Write the material out again in full, exactly.
____________
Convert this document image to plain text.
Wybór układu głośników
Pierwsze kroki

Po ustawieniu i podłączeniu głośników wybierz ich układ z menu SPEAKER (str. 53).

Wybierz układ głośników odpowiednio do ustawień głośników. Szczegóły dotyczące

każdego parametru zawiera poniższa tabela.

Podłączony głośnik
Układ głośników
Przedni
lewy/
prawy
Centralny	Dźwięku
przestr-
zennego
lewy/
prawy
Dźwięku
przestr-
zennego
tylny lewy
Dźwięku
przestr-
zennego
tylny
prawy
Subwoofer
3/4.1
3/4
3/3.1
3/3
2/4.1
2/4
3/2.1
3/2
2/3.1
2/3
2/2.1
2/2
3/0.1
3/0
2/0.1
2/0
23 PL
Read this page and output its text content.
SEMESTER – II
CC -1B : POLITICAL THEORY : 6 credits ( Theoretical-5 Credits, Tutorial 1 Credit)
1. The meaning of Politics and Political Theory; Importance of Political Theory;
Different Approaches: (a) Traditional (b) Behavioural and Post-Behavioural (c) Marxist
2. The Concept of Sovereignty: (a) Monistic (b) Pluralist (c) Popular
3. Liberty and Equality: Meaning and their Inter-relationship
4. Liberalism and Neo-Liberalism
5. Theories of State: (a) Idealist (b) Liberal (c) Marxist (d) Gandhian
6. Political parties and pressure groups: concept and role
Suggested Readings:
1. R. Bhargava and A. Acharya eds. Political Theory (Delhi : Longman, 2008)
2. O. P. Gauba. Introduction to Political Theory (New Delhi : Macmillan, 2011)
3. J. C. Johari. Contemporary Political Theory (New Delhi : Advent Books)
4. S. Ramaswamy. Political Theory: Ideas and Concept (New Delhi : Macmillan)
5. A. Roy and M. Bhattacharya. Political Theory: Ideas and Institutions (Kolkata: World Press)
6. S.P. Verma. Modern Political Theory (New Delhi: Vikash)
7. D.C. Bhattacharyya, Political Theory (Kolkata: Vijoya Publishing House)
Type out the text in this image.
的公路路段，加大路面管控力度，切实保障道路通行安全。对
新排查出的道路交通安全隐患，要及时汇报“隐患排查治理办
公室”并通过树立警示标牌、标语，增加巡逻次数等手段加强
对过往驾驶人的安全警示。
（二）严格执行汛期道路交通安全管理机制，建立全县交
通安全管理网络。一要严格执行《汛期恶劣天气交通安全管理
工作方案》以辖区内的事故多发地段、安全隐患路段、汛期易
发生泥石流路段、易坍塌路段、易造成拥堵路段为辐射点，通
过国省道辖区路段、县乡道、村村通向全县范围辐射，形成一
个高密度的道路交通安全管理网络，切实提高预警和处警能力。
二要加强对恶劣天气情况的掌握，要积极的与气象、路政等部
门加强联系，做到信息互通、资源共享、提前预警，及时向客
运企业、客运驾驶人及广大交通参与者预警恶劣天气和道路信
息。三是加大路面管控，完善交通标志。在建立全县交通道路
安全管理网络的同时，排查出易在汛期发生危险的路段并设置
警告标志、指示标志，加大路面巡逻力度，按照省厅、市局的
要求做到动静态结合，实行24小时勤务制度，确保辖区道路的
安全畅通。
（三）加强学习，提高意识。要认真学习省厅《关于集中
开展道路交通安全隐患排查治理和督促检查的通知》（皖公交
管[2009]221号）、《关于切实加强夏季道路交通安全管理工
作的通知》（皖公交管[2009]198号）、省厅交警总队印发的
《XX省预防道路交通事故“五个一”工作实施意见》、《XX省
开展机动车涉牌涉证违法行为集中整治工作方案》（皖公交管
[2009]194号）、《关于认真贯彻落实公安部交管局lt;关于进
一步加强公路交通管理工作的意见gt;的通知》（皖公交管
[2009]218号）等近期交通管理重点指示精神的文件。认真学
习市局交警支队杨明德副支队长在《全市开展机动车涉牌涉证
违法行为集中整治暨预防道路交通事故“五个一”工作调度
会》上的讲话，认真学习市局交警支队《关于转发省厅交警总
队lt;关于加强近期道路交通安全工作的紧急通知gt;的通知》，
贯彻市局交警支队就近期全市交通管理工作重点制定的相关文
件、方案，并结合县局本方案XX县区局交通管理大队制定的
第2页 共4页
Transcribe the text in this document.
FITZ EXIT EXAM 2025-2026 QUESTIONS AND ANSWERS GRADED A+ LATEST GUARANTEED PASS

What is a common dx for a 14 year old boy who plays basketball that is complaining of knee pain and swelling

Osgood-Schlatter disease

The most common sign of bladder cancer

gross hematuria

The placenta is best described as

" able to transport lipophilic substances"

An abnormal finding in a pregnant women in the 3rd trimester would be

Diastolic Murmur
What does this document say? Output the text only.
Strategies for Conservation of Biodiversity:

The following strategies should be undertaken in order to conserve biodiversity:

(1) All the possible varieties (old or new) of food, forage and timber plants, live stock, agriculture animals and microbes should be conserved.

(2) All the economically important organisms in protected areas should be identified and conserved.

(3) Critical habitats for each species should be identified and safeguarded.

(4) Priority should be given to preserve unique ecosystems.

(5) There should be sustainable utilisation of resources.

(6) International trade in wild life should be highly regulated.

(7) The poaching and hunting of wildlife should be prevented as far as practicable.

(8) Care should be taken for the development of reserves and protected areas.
____________
Response for this exercise:
Convert this document image to plain text.
Wybór układu głośników
Pierwsze kroki

Po ustawieniu i podłączeniu głośników wybierz ich układ z menu SPEAKER (str. 53).

Wybierz układ głośników odpowiednio do ustawień głośników. Szczegóły dotyczące

każdego parametru zawiera poniższa tabela.

Podłączony głośnik
Układ głośników
Przedni
lewy/
prawy
Centralny	Dźwięku
przestr-
zennego
lewy/
prawy
Dźwięku
przestr-
zennego
tylny lewy
Dźwięku
przestr-
zennego
tylny
prawy
Subwoofer
3/4.1
3/4
3/3.1
3/3
2/4.1
2/4
3/2.1
3/2
2/3.1
2/3
2/2.1
2/2
3/0.1
3/0
2/0.1
2/0
23 PL
Read this page and output its text content.
SEMESTER – II
CC -1B : POLITICAL THEORY : 6 credits ( Theoretical-5 Credits, Tutorial 1 Credit)
1. The meaning of Politics and Political Theory; Importance of Political Theory;
Different Approaches: (a) Traditional (b) Behavioural and Post-Behavioural (c) Marxist
2. The Concept of Sovereignty: (a) Monistic (b) Pluralist (c) Popular
3. Liberty and Equality: Meaning and their Inter-relationship
4. Liberalism and Neo-Liberalism
5. Theories of State: (a) Idealist (b) Liberal (c) Marxist (d) Gandhian
6. Political parties and pressure groups: concept and role
Suggested Readings:
1. R. Bhargava and A. Acharya eds. Political Theory (Delhi : Longman, 2008)
2. O. P. Gauba. Introduction to Political Theory (New Delhi : Macmillan, 2011)
3. J. C. Johari. Contemporary Political Theory (New Delhi : Advent Books)
4. S. Ramaswamy. Political Theory: Ideas and Concept (New Delhi : Macmillan)
5. A. Roy and M. Bhattacharya. Political Theory: Ideas and Institutions (Kolkata: World Press)
6. S.P. Verma. Modern Political Theory (New Delhi: Vikash)
7. D.C. Bhattacharyya, Political Theory (Kolkata: Vijoya Publishing House)
Type out the text in this image.
的公路路段，加大路面管控力度，切实保障道路通行安全。对
新排查出的道路交通安全隐患，要及时汇报“隐患排查治理办
公室”并通过树立警示标牌、标语，增加巡逻次数等手段加强
对过往驾驶人的安全警示。
（二）严格执行汛期道路交通安全管理机制，建立全县交
通安全管理网络。一要严格执行《汛期恶劣天气交通安全管理
工作方案》以辖区内的事故多发地段、安全隐患路段、汛期易
发生泥石流路段、易坍塌路段、易造成拥堵路段为辐射点，通
过国省道辖区路段、县乡道、村村通向全县范围辐射，形成一
个高密度的道路交通安全管理网络，切实提高预警和处警能力。
二要加强对恶劣天气情况的掌握，要积极的与气象、路政等部
门加强联系，做到信息互通、资源共享、提前预警，及时向客
运企业、客运驾驶人及广大交通参与者预警恶劣天气和道路信
息。三是加大路面管控，完善交通标志。在建立全县交通道路
安全管理网络的同时，排查出易在汛期发生危险的路段并设置
警告标志、指示标志，加大路面巡逻力度，按照省厅、市局的
要求做到动静态结合，实行24小时勤务制度，确保辖区道路的
安全畅通。
（三）加强学习，提高意识。要认真学习省厅《关于集中
开展道路交通安全隐患排查治理和督促检查的通知》（皖公交
管[2009]221号）、《关于切实加强夏季道路交通安全管理工
作的通知》（皖公交管[2009]198号）、省厅交警总队印发的
《XX省预防道路交通事故“五个一”工作实施意见》、《XX省
开展机动车涉牌涉证违法行为集中整治工作方案》（皖公交管
[2009]194号）、《关于认真贯彻落实公安部交管局lt;关于进
一步加强公路交通管理工作的意见gt;的通知》（皖公交管
[2009]218号）等近期交通管理重点指示精神的文件。认真学
习市局交警支队杨明德副支队长在《全市开展机动车涉牌涉证
违法行为集中整治暨预防道路交通事故“五个一”工作调度
会》上的讲话，认真学习市局交警支队《关于转发省厅交警总
队lt;关于加强近期道路交通安全工作的紧急通知gt;的通知》，
贯彻市局交警支队就近期全市交通管理工作重点制定的相关文
件、方案，并结合县局本方案XX县区局交通管理大队制定的
第2页 共4页
Transcribe the text in this document.
FITZ EXIT EXAM 2025-2026 QUESTIONS AND ANSWERS GRADED A+ LATEST GUARANTEED PASS

What is a common dx for a 14 year old boy who plays basketball that is complaining of knee pain and swelling

Osgood-Schlatter disease

The most common sign of bladder cancer

gross hematuria

The placenta is best described as

" able to transport lipophilic substances"

An abnormal finding in a pregnant women in the 3rd trimester would be

Diastolic Murmur
What does this document say? Output the text only.
Strategies for Conservation of Biodiversity:

The following strategies should be undertaken in order to conserve biodiversity:

(1) All the possible varieties (old or new) of food, forage and timber plants, live stock, agriculture animals and microbes should be conserved.

(2) All the economically important organisms in protected areas should be identified and conserved.

(3) Critical habitats for each species should be identified and safeguarded.

(4) Priority should be given to preserve unique ecosystems.

(5) There should be sustainable utilisation of resources.

(6) International trade in wild life should be highly regulated.

(7) The poaching and hunting of wildlife should be prevented as far as practicable.

(8) Care should be taken for the development of reserves and protected areas.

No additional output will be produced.